• **Your goal**: Please quote every line word for word.

• **Material for this task**:
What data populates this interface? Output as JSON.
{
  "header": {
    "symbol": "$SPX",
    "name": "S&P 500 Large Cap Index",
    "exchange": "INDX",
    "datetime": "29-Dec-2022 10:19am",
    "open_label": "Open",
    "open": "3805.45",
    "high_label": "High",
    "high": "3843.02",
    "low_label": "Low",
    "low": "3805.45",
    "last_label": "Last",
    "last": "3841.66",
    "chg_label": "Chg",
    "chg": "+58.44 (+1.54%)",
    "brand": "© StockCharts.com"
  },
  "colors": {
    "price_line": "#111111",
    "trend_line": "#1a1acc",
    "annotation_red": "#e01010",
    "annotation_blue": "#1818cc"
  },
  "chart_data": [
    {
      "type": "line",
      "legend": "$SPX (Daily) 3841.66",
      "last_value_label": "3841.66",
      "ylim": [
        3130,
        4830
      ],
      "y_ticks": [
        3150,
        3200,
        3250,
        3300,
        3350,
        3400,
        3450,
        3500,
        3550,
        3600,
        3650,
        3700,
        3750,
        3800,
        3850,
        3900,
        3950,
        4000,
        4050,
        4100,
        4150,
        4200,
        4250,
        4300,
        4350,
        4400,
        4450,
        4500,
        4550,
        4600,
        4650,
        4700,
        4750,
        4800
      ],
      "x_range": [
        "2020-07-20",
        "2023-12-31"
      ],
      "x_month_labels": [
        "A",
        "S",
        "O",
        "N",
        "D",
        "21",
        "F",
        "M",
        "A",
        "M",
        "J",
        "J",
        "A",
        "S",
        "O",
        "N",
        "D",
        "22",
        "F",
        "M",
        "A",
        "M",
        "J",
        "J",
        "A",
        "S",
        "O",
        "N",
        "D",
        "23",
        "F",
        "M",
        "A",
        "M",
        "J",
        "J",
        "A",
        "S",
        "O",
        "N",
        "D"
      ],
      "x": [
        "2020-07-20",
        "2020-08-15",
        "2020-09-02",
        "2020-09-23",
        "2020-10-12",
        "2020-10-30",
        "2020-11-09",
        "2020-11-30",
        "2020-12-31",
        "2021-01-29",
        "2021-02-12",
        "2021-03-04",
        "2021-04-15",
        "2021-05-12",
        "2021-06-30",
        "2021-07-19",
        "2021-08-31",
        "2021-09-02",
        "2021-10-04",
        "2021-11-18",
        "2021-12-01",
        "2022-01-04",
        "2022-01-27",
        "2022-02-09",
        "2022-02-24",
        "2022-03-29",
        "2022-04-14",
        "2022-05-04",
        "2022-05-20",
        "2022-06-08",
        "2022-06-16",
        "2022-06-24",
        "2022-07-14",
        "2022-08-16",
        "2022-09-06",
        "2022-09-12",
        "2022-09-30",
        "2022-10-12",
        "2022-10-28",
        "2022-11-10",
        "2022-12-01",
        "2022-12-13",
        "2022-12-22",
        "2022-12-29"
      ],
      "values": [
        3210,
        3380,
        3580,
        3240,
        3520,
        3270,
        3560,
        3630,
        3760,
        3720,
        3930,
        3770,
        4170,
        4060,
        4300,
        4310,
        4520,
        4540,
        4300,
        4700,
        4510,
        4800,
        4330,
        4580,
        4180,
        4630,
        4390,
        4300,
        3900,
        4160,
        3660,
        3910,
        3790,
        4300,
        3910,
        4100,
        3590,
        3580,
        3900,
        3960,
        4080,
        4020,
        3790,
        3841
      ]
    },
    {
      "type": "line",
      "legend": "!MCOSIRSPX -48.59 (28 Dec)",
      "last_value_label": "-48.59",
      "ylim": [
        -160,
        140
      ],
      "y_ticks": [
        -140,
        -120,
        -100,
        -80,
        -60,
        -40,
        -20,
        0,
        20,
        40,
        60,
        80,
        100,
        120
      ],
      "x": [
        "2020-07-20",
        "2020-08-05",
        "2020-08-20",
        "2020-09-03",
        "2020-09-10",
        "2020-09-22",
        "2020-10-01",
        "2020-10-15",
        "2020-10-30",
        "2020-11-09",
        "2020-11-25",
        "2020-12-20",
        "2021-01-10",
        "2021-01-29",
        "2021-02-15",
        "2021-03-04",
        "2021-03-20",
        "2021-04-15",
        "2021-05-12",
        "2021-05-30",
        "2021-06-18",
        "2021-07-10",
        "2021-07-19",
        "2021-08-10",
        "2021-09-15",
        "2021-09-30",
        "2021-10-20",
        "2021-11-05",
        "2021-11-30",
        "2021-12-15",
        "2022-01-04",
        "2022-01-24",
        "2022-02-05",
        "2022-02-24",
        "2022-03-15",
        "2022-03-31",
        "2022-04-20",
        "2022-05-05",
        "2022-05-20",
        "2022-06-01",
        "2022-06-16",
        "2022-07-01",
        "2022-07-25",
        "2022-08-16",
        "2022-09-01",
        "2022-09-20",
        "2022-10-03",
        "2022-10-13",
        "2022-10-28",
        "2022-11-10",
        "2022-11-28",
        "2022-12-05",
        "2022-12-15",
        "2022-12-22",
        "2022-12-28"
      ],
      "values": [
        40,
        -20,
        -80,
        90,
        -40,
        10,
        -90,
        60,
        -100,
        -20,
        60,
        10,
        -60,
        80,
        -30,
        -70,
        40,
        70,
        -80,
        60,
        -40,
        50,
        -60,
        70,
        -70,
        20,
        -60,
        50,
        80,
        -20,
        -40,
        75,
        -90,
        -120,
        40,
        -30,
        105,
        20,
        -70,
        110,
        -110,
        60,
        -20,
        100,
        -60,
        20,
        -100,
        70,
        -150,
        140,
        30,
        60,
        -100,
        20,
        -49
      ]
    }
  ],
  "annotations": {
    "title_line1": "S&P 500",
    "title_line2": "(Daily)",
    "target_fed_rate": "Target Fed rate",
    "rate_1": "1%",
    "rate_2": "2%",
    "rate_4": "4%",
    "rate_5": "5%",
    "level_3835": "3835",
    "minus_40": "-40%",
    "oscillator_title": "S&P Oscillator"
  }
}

• **Answer for the task**:
What data populates this interface? Output as JSON.
{
  "header": {
    "symbol": "$SPX",
    "name": "S&P 500 Large Cap Index",
    "exchange": "INDX",
    "datetime": "29-Dec-2022 10:19am",
    "open_label": "Open",
    "open": "3805.45",
    "high_label": "High",
    "high": "3843.02",
    "low_label": "Low",
    "low": "3805.45",
    "last_label": "Last",
    "last": "3841.66",
    "chg_label": "Chg",
    "chg": "+58.44 (+1.54%)",
    "brand": "© StockCharts.com"
  },
  "colors": {
    "price_line": "#111111",
    "trend_line": "#1a1acc",
    "annotation_red": "#e01010",
    "annotation_blue": "#1818cc"
  },
  "chart_data": [
    {
      "type": "line",
      "legend": "$SPX (Daily) 3841.66",
      "last_value_label": "3841.66",
      "ylim": [
        3130,
        4830
      ],
      "y_ticks": [
        3150,
        3200,
        3250,
        3300,
        3350,
        3400,
        3450,
        3500,
        3550,
        3600,
        3650,
        3700,
        3750,
        3800,
        3850,
        3900,
        3950,
        4000,
        4050,
        4100,
        4150,
        4200,
        4250,
        4300,
        4350,
        4400,
        4450,
        4500,
        4550,
        4600,
        4650,
        4700,
        4750,
        4800
      ],
      "x_range": [
        "2020-07-20",
        "2023-12-31"
      ],
      "x_month_labels": [
        "A",
        "S",
        "O",
        "N",
        "D",
        "21",
        "F",
        "M",
        "A",
        "M",
        "J",
        "J",
        "A",
        "S",
        "O",
        "N",
        "D",
        "22",
        "F",
        "M",
        "A",
        "M",
        "J",
        "J",
        "A",
        "S",
        "O",
        "N",
        "D",
        "23",
        "F",
        "M",
        "A",
        "M",
        "J",
        "J",
        "A",
        "S",
        "O",
        "N",
        "D"
      ],
      "x": [
        "2020-07-20",
        "2020-08-15",
        "2020-09-02",
        "2020-09-23",
        "2020-10-12",
        "2020-10-30",
        "2020-11-09",
        "2020-11-30",
        "2020-12-31",
        "2021-01-29",
        "2021-02-12",
        "2021-03-04",
        "2021-04-15",
        "2021-05-12",
        "2021-06-30",
        "2021-07-19",
        "2021-08-31",
        "2021-09-02",
        "2021-10-04",
        "2021-11-18",
        "2021-12-01",
        "2022-01-04",
        "2022-01-27",
        "2022-02-09",
        "2022-02-24",
        "2022-03-29",
        "2022-04-14",
        "2022-05-04",
        "2022-05-20",
        "2022-06-08",
        "2022-06-16",
        "2022-06-24",
        "2022-07-14",
        "2022-08-16",
        "2022-09-06",
        "2022-09-12",
        "2022-09-30",
        "2022-10-12",
        "2022-10-28",
        "2022-11-10",
        "2022-12-01",
        "2022-12-13",
        "2022-12-22",
        "2022-12-29"
      ],
      "values": [
        3210,
        3380,
        3580,
        3240,
        3520,
        3270,
        3560,
        3630,
        3760,
        3720,
        3930,
        3770,
        4170,
        4060,
        4300,
        4310,
        4520,
        4540,
        4300,
        4700,
        4510,
        4800,
        4330,
        4580,
        4180,
        4630,
        4390,
        4300,
        3900,
        4160,
        3660,
        3910,
        3790,
        4300,
        3910,
        4100,
        3590,
        3580,
        3900,
        3960,
        4080,
        4020,
        3790,
        3841
      ]
    },
    {
      "type": "line",
      "legend": "!MCOSIRSPX -48.59 (28 Dec)",
      "last_value_label": "-48.59",
      "ylim": [
        -160,
        140
      ],
      "y_ticks": [
        -140,
        -120,
        -100,
        -80,
        -60,
        -40,
        -20,
        0,
        20,
        40,
        60,
        80,
        100,
        120
      ],
      "x": [
        "2020-07-20",
        "2020-08-05",
        "2020-08-20",
        "2020-09-03",
        "2020-09-10",
        "2020-09-22",
        "2020-10-01",
        "2020-10-15",
        "2020-10-30",
        "2020-11-09",
        "2020-11-25",
        "2020-12-20",
        "2021-01-10",
        "2021-01-29",
        "2021-02-15",
        "2021-03-04",
        "2021-03-20",
        "2021-04-15",
        "2021-05-12",
        "2021-05-30",
        "2021-06-18",
        "2021-07-10",
        "2021-07-19",
        "2021-08-10",
        "2021-09-15",
        "2021-09-30",
        "2021-10-20",
        "2021-11-05",
        "2021-11-30",
        "2021-12-15",
        "2022-01-04",
        "2022-01-24",
        "2022-02-05",
        "2022-02-24",
        "2022-03-15",
        "2022-03-31",
        "2022-04-20",
        "2022-05-05",
        "2022-05-20",
        "2022-06-01",
        "2022-06-16",
        "2022-07-01",
        "2022-07-25",
        "2022-08-16",
        "2022-09-01",
        "2022-09-20",
        "2022-10-03",
        "2022-10-13",
        "2022-10-28",
        "2022-11-10",
        "2022-11-28",
        "2022-12-05",
        "2022-12-15",
        "2022-12-22",
        "2022-12-28"
      ],
      "values": [
        40,
        -20,
        -80,
        90,
        -40,
        10,
        -90,
        60,
        -100,
        -20,
        60,
        10,
        -60,
        80,
        -30,
        -70,
        40,
        70,
        -80,
        60,
        -40,
        50,
        -60,
        70,
        -70,
        20,
        -60,
        50,
        80,
        -20,
        -40,
        75,
        -90,
        -120,
        40,
        -30,
        105,
        20,
        -70,
        110,
        -110,
        60,
        -20,
        100,
        -60,
        20,
        -100,
        70,
        -150,
        140,
        30,
        60,
        -100,
        20,
        -49
      ]
    }
  ],
  "annotations": {
    "title_line1": "S&P 500",
    "title_line2": "(Daily)",
    "target_fed_rate": "Target Fed rate",
    "rate_1": "1%",
    "rate_2": "2%",
    "rate_4": "4%",
    "rate_5": "5%",
    "level_3835": "3835",
    "minus_40": "-40%",
    "oscillator_title": "S&P Oscillator"
  }
}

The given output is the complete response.